In the passage on convex functions below, which functions of x does the first item of the list of examples say are all convex?

Passage to read
"""
Are there any cases where we are sure that a local minimum is the global minimum? It turns out that the answer to this is positive; for example, when we minimise objective functions that fulfil a special property defined below.

First let’s note that given two points \(\mathbf{x}_{1},\mathbf{x}_{2}\in \mathbb{R}^p\), by taking any \(\theta\in[0,1]\), the point defined as:

\[ \mathbf{t} = \theta \mathbf{x}_{1}+(1-\theta)\mathbf{x}_{2} \]

lies on a (straight) line segment between \(\mathbf{x}_1\) and \(\mathbf{x}_2\).

- Definition.
We say that a function \(f:\mathbb{R}^p\to\mathbb{R}\) is

*convex*, whenever: \[ (\forall \mathbf{x}_{1},\mathbf{x}_{2}\in \mathbb{R}^p) (\forall \theta\in [0,1])\quad f(\theta \mathbf{x}_{1}+(1-\theta)\mathbf{x}_{2})\leq \theta f(\mathbf{x}_{1})+(1-\theta)f(\mathbf{x}_{2}) \]

In other words, the function’s value at any convex combination of two points is not greater than that combination of the function values at these two points. See Figure 16 for a graphical illustration of the above.

The following result addresses the question we posed at the beginning of this section.

- Theorem.
For any

*convex*function \(f\), if \(f\) has a local minimum at \(\mathbf{x}^+\) then \(\mathbf{x}^+\) is also its global minimum.

Convex functions are ubiquitous in machine learning, but of course not every objective function we are going to deal with will fulfil this property. Here are some basic examples of convex functions and how they come into being, see, e.g., (Boyd & Vandenberghe 2004) for more:

- the functions mapping \(x\) to \(x, x^2, |x|, e^x\) are all convex,
- \(f(x)=|x|^p\) is convex for all \(p\ge 1\),
- if \(f\) is convex, then \(-f\) is concave,
- if \(f_1\) and \(f_2\) are convex, then \(w_1 f_1 + w_2 f_2\) are convex for any \(w_1,w_2\ge 0\),
- if \(f_1\) and \(f_2\) are convex, then \(\max\{f_1, f_2\}\) is convex,
- if \(f\) and \(g\) are convex and \(g\) is non-decreasing, then \(g(f(x))\) is convex.

The above feature the building blocks of our error measures in supervised learning problems! In particular, sum of squared residuals in linear regression is a convex function of the underlying parameters. Also, cross-entropy in logistic regression is a convex function of the underlying parameters.
"""
Given data
"""
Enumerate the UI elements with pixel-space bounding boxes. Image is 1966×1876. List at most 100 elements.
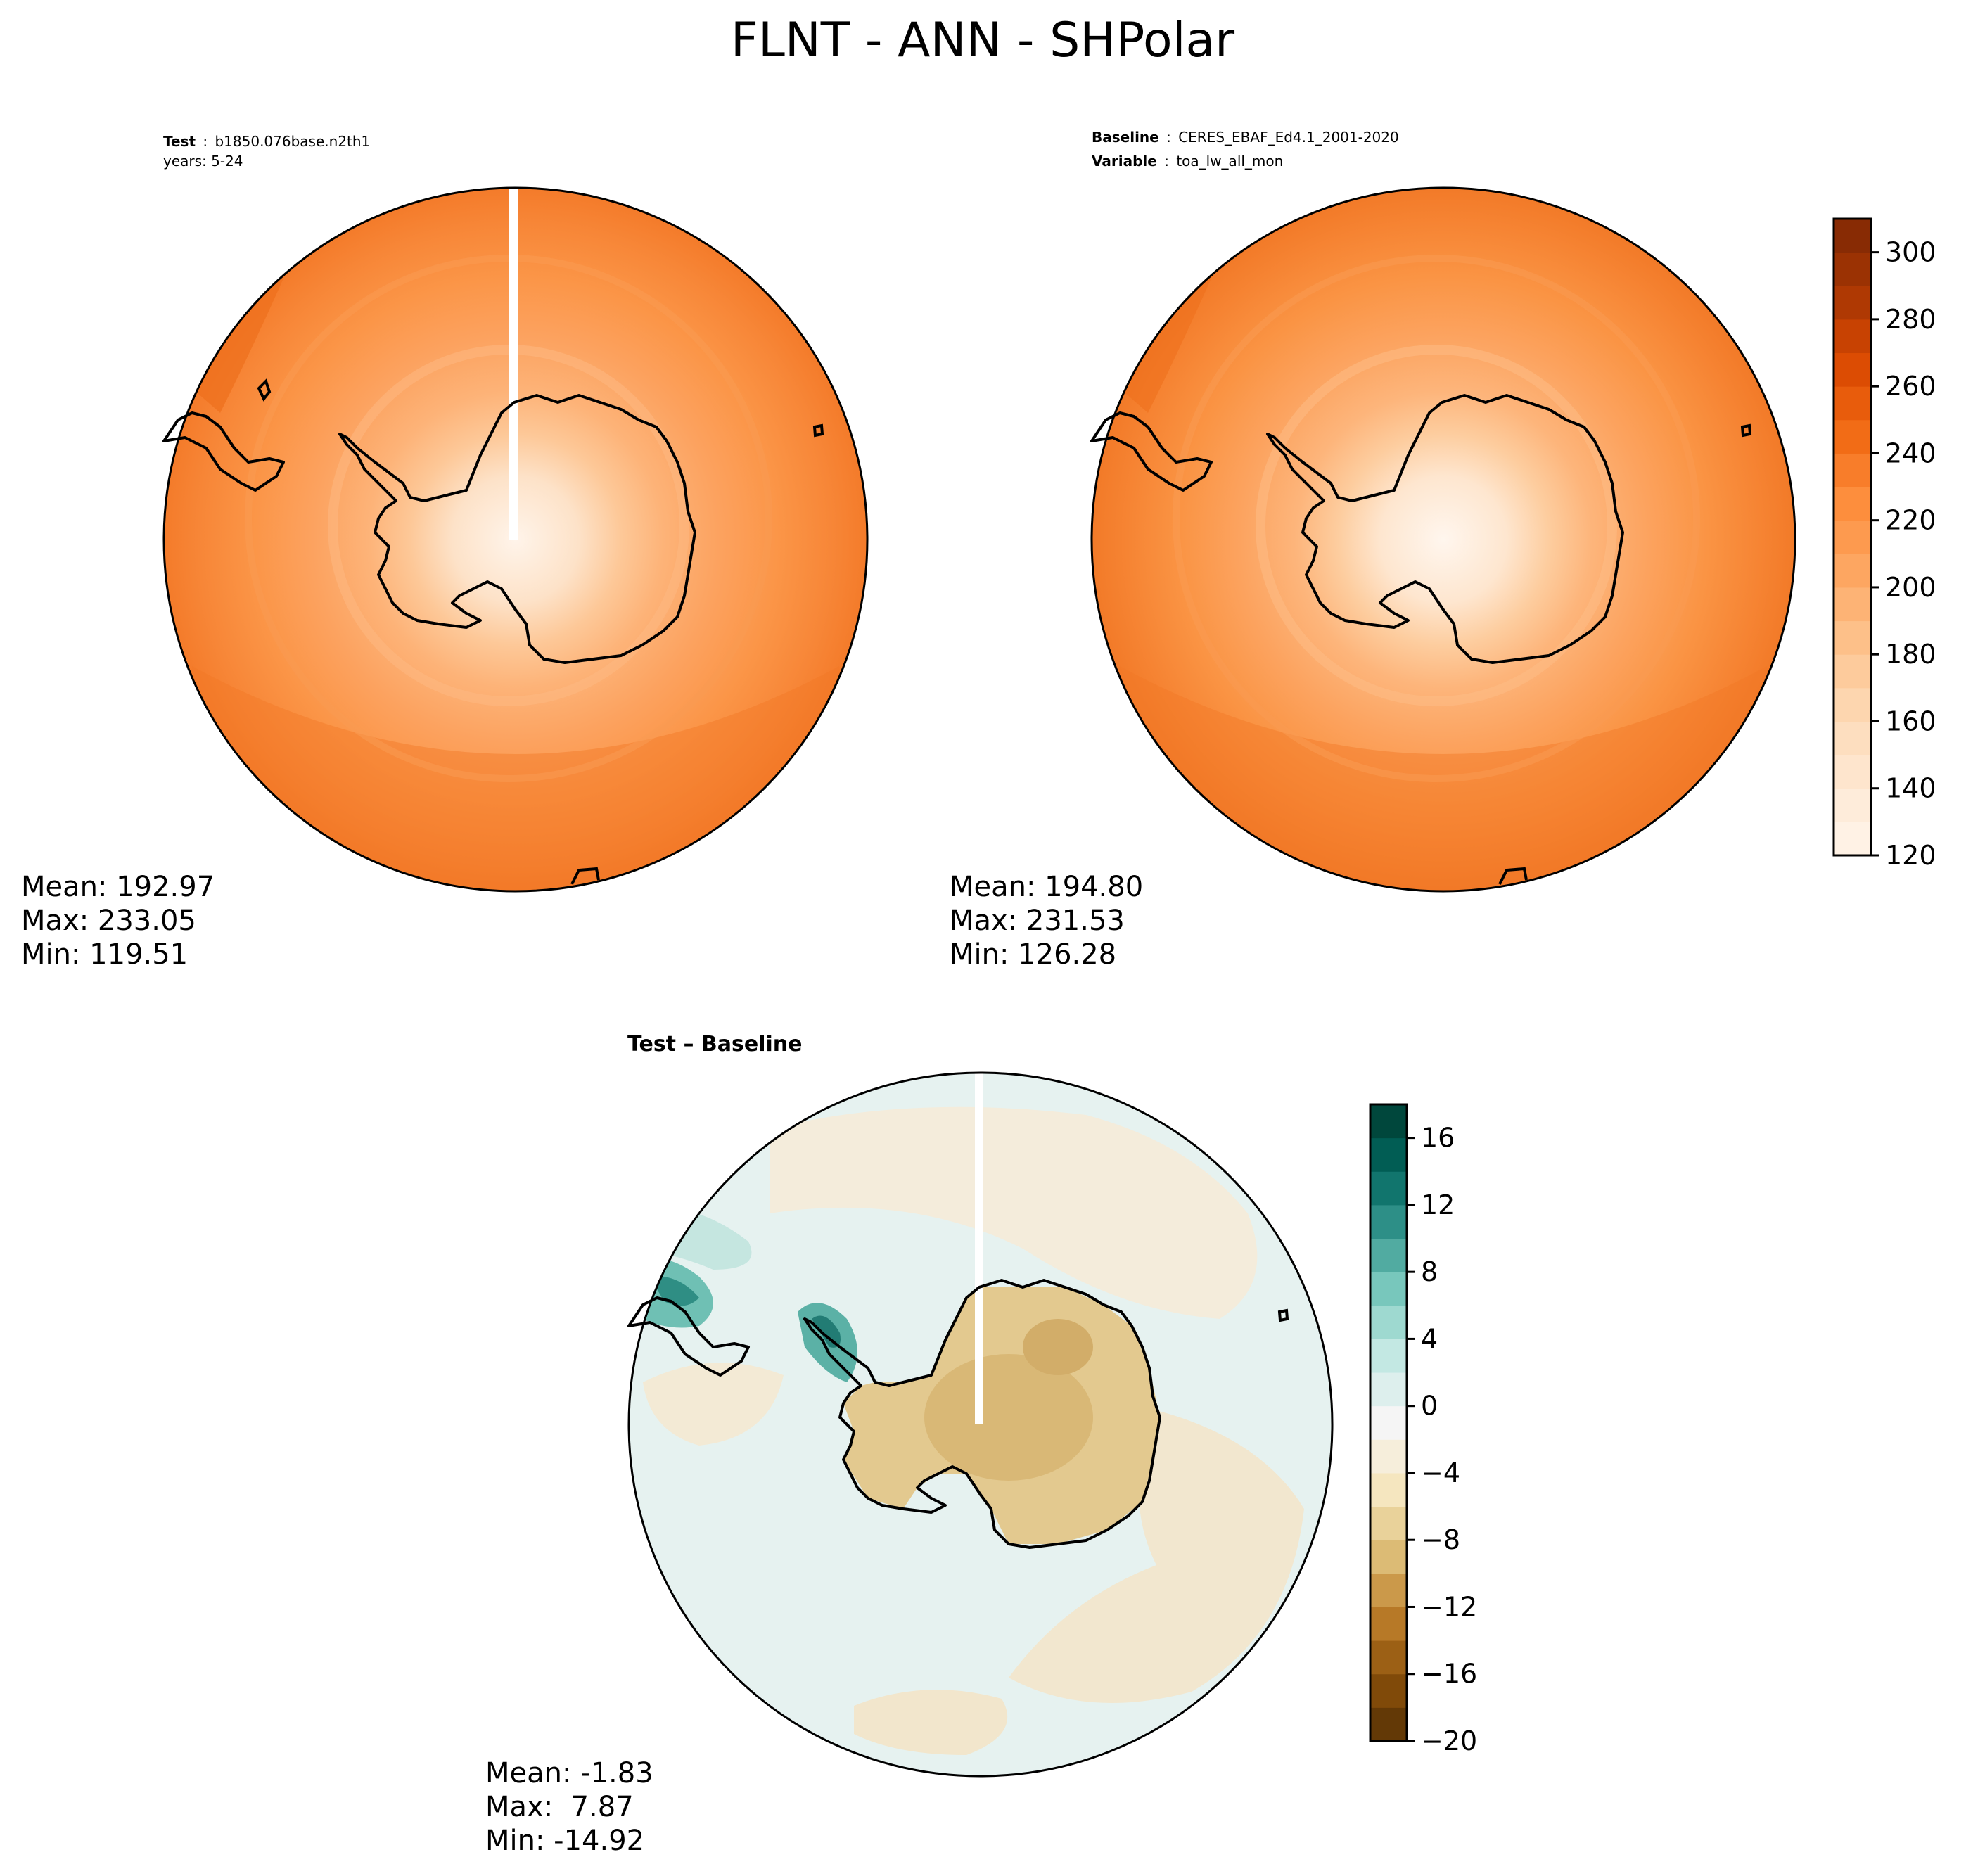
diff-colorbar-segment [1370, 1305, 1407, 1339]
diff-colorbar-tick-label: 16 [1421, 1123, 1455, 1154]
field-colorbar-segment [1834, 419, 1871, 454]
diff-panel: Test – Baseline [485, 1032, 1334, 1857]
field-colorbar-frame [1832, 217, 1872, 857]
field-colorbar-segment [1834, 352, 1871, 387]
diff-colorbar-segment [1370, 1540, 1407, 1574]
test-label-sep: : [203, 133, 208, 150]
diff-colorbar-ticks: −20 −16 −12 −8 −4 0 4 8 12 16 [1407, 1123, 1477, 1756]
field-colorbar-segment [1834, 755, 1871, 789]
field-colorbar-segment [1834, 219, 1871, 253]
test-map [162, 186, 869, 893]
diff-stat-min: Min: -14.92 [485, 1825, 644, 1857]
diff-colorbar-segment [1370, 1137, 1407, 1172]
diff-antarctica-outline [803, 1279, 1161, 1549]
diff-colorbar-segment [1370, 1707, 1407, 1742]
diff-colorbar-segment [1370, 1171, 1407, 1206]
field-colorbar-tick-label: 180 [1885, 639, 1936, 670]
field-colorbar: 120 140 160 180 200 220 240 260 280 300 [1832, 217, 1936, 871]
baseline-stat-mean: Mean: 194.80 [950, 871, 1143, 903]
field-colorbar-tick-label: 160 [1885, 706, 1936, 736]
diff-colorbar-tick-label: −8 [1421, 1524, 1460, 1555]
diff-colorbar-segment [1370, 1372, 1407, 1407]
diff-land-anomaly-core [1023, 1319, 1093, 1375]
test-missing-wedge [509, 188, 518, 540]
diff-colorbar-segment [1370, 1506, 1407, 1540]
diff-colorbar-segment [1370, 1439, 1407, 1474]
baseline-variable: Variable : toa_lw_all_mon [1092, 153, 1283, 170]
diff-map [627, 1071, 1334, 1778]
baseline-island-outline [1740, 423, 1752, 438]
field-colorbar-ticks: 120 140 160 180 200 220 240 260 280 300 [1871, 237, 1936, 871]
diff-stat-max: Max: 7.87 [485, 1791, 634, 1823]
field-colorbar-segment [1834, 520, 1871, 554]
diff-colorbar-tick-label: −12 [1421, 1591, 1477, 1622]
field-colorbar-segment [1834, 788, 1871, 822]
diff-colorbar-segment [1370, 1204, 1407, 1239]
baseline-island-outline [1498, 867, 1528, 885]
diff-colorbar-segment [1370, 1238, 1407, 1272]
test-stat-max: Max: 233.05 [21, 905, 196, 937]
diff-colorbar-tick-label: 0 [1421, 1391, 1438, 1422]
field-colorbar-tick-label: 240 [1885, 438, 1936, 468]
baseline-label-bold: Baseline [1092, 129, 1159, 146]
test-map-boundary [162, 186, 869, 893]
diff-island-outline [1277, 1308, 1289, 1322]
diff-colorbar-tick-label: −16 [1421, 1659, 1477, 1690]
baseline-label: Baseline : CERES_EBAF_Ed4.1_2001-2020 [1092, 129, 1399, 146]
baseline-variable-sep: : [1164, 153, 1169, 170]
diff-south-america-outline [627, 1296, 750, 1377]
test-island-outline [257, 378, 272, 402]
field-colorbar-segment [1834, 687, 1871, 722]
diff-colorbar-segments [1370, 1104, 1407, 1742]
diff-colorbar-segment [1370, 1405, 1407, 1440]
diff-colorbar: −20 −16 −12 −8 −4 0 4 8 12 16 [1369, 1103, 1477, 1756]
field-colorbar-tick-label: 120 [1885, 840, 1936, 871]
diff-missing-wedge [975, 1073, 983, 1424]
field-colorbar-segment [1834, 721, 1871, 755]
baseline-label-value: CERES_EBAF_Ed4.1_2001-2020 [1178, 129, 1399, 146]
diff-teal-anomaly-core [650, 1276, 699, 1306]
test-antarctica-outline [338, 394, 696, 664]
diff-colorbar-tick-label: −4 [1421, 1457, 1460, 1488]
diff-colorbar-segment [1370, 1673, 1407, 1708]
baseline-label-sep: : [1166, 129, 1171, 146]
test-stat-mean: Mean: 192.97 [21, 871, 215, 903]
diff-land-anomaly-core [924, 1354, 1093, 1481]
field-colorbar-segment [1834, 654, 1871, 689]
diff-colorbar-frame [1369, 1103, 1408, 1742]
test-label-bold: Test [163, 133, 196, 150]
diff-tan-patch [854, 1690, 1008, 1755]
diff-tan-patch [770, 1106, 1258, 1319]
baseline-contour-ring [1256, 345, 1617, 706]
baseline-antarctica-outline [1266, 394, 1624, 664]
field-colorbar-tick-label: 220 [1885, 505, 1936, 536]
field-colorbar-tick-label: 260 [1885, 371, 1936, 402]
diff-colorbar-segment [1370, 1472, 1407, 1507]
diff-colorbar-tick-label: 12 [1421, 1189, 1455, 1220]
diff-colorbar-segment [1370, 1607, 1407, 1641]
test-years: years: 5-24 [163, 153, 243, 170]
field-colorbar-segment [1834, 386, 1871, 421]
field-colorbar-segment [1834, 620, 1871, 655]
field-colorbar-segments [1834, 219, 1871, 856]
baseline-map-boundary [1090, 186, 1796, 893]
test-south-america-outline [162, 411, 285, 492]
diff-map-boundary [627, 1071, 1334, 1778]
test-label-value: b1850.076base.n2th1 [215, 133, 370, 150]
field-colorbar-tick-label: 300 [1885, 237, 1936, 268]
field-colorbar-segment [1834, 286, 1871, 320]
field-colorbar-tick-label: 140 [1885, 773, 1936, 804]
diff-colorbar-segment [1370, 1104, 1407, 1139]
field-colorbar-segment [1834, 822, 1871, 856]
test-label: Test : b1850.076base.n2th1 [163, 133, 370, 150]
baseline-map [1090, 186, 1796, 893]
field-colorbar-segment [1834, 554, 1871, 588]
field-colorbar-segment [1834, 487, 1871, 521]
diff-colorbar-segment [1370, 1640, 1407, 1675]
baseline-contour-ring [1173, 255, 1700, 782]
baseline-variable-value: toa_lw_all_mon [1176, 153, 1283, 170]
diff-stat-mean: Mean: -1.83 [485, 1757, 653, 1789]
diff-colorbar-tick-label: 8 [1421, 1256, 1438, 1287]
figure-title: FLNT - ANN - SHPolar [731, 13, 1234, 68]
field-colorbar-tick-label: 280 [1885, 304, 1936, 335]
"""
Problem solution
x, x², |x|, eˣ